__Figure data in JSON__
=======
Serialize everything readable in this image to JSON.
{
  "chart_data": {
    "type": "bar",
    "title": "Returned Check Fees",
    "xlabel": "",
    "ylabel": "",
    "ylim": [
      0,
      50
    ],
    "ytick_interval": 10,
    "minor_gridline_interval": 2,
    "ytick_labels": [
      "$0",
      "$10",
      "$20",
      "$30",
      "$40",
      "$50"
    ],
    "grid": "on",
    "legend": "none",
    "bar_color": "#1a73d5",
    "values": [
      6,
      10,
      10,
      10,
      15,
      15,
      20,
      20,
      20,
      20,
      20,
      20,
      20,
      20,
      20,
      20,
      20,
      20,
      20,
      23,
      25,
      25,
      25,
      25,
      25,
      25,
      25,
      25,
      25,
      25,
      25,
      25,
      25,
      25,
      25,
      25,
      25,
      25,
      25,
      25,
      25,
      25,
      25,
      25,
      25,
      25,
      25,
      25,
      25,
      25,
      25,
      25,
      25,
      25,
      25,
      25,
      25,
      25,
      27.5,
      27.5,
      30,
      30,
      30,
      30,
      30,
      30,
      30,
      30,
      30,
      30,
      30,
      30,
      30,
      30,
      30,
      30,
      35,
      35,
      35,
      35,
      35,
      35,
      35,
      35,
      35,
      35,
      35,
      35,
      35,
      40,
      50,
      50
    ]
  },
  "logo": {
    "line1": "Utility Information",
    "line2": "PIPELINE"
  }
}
=======
__TASK__
Repeat the entries above exactly, leaving nothing out.

__THE COMPLETED TASK__
Serialize everything readable in this image to JSON.
{
  "chart_data": {
    "type": "bar",
    "title": "Returned Check Fees",
    "xlabel": "",
    "ylabel": "",
    "ylim": [
      0,
      50
    ],
    "ytick_interval": 10,
    "minor_gridline_interval": 2,
    "ytick_labels": [
      "$0",
      "$10",
      "$20",
      "$30",
      "$40",
      "$50"
    ],
    "grid": "on",
    "legend": "none",
    "bar_color": "#1a73d5",
    "values": [
      6,
      10,
      10,
      10,
      15,
      15,
      20,
      20,
      20,
      20,
      20,
      20,
      20,
      20,
      20,
      20,
      20,
      20,
      20,
      23,
      25,
      25,
      25,
      25,
      25,
      25,
      25,
      25,
      25,
      25,
      25,
      25,
      25,
      25,
      25,
      25,
      25,
      25,
      25,
      25,
      25,
      25,
      25,
      25,
      25,
      25,
      25,
      25,
      25,
      25,
      25,
      25,
      25,
      25,
      25,
      25,
      25,
      25,
      27.5,
      27.5,
      30,
      30,
      30,
      30,
      30,
      30,
      30,
      30,
      30,
      30,
      30,
      30,
      30,
      30,
      30,
      30,
      35,
      35,
      35,
      35,
      35,
      35,
      35,
      35,
      35,
      35,
      35,
      35,
      35,
      40,
      50,
      50
    ]
  },
  "logo": {
    "line1": "Utility Information",
    "line2": "PIPELINE"
  }
}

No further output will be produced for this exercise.